GIVEN REQUEST >>
Tally the lines in these records that hold the string "this", and reply with the number alone.

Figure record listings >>
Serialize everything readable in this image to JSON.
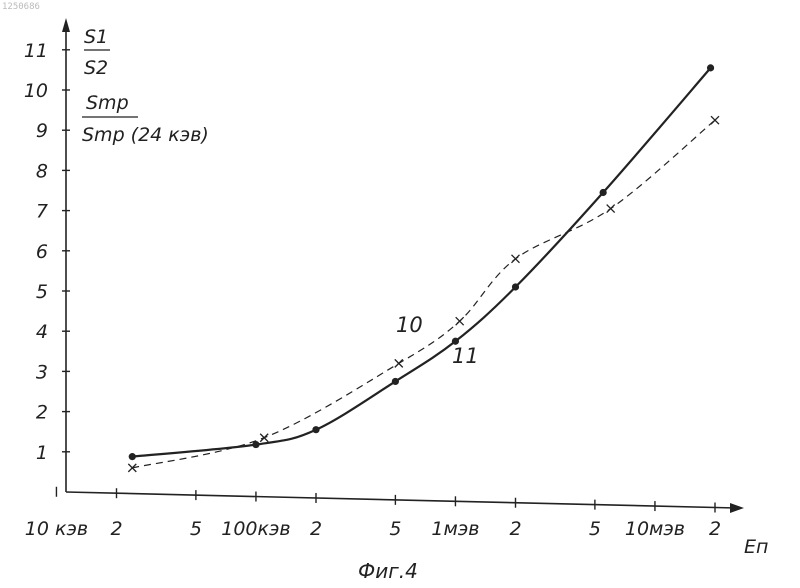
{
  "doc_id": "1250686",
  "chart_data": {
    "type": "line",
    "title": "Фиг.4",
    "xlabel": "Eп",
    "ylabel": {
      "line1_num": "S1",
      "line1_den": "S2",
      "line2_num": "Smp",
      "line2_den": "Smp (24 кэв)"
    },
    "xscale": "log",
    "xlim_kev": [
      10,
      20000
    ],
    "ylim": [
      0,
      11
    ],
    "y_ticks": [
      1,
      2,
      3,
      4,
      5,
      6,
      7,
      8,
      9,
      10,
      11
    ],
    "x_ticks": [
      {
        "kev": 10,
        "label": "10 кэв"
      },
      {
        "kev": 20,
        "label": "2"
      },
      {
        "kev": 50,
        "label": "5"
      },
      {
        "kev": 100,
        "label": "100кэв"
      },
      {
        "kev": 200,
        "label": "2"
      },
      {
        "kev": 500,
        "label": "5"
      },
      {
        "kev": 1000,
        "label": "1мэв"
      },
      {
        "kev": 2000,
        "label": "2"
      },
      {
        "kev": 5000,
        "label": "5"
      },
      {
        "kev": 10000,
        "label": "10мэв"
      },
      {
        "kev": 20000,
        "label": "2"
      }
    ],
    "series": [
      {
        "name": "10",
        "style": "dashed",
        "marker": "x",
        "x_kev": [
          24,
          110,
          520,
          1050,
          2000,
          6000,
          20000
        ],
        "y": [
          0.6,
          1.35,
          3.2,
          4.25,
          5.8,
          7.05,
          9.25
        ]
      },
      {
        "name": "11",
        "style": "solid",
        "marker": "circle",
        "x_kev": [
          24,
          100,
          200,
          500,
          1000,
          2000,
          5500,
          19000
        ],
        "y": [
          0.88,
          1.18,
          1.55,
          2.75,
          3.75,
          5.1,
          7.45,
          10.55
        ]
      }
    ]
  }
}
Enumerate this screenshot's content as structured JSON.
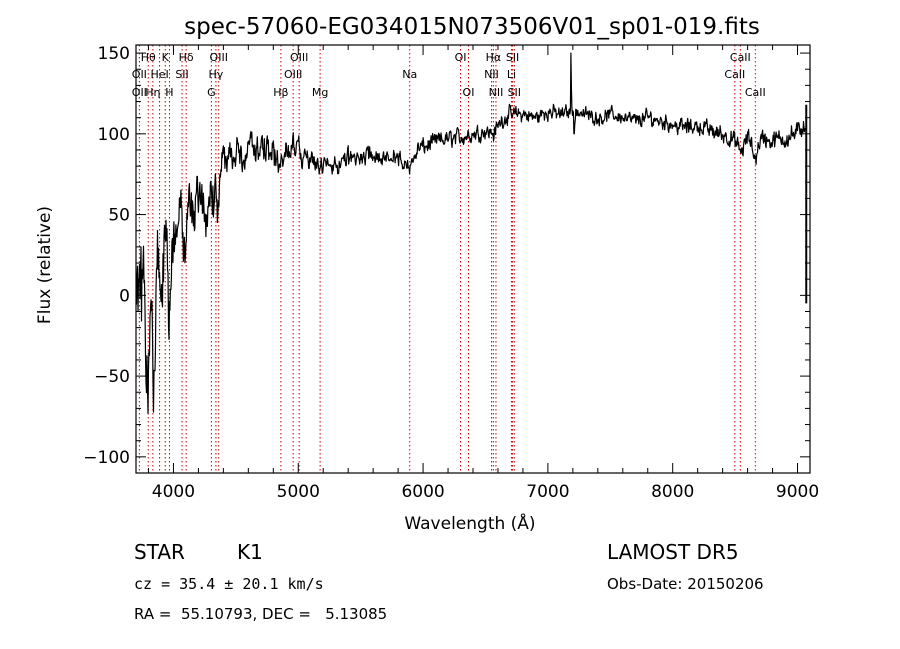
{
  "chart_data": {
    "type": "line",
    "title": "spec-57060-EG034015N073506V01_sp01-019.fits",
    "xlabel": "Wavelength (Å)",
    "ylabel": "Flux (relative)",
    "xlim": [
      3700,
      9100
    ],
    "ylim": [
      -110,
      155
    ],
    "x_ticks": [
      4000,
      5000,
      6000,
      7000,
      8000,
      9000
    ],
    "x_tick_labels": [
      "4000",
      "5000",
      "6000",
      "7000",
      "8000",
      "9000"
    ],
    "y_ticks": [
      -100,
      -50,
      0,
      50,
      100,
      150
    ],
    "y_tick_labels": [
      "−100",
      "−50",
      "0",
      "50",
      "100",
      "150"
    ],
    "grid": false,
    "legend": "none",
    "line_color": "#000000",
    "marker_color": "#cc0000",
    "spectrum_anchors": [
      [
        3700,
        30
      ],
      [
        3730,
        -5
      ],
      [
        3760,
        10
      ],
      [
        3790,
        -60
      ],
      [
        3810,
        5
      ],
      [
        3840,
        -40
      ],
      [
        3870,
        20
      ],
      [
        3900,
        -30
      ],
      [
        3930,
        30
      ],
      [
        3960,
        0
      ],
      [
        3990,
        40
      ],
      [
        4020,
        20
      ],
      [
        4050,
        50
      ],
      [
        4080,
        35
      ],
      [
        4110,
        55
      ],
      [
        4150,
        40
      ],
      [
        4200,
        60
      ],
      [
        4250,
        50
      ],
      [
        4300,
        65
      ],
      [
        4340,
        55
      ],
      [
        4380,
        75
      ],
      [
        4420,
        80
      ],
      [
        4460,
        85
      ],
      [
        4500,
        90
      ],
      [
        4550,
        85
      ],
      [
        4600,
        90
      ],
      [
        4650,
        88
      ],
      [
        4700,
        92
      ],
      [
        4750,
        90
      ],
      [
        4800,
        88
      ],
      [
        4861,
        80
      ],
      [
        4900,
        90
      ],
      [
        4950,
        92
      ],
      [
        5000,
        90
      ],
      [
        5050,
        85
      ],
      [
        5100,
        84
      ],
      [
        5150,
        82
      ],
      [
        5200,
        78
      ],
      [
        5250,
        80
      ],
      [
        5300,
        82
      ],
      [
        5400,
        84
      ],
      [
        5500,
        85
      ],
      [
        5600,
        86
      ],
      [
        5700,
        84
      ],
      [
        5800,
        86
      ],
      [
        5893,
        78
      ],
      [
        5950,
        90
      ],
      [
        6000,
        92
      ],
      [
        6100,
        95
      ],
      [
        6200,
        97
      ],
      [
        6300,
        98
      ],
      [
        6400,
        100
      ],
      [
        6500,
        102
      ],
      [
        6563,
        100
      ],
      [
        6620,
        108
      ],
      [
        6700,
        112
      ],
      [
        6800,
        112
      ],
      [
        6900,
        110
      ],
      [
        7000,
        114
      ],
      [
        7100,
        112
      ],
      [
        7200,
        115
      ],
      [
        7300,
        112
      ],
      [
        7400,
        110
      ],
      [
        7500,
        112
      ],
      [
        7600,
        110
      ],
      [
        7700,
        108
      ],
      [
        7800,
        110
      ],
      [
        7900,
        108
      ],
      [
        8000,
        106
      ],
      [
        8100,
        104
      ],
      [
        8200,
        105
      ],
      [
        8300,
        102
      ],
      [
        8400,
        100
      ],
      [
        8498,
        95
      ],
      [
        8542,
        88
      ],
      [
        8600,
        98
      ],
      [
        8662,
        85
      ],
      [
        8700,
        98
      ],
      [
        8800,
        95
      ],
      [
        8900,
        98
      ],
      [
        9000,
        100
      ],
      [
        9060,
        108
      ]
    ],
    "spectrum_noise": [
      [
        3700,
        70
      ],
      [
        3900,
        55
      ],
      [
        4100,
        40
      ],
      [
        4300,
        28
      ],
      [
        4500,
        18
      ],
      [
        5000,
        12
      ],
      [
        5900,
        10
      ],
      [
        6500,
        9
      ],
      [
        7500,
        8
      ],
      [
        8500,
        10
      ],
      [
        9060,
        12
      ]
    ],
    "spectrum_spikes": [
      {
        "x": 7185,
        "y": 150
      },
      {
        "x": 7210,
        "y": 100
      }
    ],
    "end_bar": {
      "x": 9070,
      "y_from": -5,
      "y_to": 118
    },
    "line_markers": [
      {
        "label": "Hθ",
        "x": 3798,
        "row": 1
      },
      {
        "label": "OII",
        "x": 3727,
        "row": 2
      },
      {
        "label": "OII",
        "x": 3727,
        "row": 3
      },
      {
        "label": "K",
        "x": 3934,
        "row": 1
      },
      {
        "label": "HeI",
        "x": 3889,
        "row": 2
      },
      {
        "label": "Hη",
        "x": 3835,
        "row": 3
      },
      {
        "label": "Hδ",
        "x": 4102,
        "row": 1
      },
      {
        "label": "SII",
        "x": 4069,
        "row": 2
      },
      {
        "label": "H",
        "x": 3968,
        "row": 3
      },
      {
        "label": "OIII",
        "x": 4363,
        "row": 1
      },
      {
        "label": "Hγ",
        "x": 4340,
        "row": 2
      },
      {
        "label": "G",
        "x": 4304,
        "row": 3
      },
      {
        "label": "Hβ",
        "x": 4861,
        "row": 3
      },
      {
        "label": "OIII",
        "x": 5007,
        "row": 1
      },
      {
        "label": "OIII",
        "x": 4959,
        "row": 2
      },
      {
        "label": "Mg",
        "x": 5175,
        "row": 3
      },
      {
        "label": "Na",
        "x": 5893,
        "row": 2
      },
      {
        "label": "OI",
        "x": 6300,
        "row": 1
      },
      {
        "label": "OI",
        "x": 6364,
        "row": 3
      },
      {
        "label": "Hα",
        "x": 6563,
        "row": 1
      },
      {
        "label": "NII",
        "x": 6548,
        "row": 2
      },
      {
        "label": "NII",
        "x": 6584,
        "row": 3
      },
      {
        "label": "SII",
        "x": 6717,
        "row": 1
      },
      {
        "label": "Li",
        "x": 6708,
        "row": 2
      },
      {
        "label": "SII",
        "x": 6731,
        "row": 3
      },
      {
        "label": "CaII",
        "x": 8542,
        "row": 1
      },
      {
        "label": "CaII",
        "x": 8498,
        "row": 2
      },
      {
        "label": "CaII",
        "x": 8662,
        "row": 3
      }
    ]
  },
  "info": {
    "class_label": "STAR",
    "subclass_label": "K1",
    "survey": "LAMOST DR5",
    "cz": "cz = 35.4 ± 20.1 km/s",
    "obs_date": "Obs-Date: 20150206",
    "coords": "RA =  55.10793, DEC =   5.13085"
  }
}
* * *
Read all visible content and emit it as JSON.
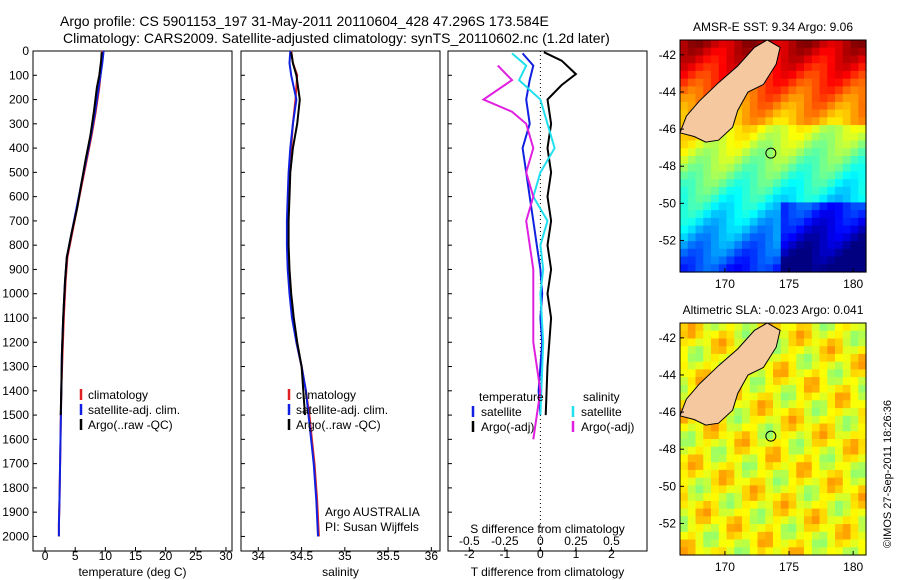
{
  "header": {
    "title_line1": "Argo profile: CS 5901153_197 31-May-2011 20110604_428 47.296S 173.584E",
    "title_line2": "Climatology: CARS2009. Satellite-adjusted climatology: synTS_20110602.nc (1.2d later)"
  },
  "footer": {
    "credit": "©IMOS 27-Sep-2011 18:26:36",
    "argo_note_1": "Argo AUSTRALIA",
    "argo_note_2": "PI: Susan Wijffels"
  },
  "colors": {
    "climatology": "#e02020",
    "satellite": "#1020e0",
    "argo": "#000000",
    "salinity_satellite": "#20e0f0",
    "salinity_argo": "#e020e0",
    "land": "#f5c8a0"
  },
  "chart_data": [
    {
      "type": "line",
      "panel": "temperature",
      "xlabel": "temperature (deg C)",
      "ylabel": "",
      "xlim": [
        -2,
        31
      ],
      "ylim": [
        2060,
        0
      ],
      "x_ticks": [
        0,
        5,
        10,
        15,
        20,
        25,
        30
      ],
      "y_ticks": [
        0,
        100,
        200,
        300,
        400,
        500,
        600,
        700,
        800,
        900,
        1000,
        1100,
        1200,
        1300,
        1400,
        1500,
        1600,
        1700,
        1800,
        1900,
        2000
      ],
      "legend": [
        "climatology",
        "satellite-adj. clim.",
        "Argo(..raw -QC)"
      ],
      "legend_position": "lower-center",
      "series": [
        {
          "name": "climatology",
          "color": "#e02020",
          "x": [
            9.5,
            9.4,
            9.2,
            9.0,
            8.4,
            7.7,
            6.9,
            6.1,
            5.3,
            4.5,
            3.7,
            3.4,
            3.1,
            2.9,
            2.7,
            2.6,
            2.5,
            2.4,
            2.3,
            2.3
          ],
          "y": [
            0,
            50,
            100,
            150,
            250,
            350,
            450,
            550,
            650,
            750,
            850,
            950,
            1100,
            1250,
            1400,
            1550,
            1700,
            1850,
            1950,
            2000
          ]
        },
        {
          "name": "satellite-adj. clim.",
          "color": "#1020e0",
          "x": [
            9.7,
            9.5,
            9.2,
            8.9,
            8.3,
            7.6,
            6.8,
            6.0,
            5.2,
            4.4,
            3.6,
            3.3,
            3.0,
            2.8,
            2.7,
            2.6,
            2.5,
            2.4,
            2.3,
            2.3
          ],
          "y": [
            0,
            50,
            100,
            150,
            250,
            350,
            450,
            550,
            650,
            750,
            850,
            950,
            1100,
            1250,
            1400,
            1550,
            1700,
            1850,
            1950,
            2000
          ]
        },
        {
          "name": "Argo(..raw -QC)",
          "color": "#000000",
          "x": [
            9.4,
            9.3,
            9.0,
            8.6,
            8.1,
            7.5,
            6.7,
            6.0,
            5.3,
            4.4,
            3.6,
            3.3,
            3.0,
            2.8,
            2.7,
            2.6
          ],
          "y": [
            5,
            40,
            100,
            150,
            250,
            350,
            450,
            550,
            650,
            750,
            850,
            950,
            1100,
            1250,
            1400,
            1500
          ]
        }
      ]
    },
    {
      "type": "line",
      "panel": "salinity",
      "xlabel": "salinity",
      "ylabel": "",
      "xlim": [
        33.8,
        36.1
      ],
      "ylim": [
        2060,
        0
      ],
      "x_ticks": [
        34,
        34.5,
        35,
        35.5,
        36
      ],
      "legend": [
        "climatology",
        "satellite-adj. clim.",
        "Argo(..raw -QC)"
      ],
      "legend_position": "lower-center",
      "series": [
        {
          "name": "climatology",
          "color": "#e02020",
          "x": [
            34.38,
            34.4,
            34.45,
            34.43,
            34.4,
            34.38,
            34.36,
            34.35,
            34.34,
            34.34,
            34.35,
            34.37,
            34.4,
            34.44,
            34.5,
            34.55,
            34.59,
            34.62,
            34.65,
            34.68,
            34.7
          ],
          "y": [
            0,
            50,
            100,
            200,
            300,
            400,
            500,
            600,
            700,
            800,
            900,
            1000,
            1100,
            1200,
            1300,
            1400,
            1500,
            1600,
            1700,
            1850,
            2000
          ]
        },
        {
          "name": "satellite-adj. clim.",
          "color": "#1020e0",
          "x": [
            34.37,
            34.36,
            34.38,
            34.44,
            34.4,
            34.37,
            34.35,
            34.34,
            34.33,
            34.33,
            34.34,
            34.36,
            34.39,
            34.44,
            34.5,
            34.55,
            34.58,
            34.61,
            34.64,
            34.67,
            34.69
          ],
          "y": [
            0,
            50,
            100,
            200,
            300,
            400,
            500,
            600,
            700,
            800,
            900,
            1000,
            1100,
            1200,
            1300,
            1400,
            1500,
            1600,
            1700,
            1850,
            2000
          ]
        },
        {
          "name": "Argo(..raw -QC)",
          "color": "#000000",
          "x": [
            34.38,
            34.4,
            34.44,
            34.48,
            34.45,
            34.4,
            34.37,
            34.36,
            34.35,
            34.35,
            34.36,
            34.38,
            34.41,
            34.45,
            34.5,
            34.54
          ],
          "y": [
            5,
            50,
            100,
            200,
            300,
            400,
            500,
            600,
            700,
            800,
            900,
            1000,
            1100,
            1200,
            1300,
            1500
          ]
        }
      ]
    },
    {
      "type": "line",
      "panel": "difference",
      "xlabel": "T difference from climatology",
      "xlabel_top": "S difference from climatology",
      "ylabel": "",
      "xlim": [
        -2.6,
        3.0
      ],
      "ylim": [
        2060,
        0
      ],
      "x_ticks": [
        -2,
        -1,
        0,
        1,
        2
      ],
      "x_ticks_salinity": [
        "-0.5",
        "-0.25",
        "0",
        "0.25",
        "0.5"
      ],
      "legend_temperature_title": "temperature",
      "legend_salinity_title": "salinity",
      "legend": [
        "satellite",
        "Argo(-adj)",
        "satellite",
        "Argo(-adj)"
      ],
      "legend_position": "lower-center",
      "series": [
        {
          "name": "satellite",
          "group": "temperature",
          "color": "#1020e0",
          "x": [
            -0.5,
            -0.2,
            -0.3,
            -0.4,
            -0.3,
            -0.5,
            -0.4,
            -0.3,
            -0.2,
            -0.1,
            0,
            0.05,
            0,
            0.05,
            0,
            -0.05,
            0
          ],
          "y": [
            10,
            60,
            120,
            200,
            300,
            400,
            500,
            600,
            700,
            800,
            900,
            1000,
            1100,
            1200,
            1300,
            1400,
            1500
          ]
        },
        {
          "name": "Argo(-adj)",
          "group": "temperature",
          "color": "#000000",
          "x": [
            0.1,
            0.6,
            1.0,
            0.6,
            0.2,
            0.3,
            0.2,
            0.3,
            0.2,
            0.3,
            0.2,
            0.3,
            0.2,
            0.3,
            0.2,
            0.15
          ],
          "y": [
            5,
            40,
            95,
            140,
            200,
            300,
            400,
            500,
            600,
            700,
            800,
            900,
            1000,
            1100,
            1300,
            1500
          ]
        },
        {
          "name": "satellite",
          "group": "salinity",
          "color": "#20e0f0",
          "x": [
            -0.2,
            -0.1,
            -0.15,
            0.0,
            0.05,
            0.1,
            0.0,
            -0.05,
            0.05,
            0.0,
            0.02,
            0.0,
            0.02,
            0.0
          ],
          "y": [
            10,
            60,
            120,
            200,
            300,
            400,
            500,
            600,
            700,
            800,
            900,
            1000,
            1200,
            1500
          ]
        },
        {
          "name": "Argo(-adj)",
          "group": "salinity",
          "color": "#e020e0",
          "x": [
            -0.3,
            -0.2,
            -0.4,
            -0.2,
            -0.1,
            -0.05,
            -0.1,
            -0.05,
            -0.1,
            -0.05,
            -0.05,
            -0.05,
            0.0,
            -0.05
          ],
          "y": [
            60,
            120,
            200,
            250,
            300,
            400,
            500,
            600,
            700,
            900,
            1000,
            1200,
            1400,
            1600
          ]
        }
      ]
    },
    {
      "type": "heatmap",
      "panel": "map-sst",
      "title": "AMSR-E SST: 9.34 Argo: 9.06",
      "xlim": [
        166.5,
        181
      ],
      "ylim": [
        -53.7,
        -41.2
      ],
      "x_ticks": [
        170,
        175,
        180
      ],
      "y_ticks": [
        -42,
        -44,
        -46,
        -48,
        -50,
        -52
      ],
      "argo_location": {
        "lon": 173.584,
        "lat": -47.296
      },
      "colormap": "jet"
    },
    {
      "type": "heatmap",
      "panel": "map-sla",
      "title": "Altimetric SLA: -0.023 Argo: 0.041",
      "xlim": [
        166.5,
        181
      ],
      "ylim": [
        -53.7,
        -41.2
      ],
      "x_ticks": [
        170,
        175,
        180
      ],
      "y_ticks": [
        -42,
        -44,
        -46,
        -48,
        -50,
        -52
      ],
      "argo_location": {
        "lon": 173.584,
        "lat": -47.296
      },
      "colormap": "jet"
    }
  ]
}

WRITTEN SOLUTION >>
2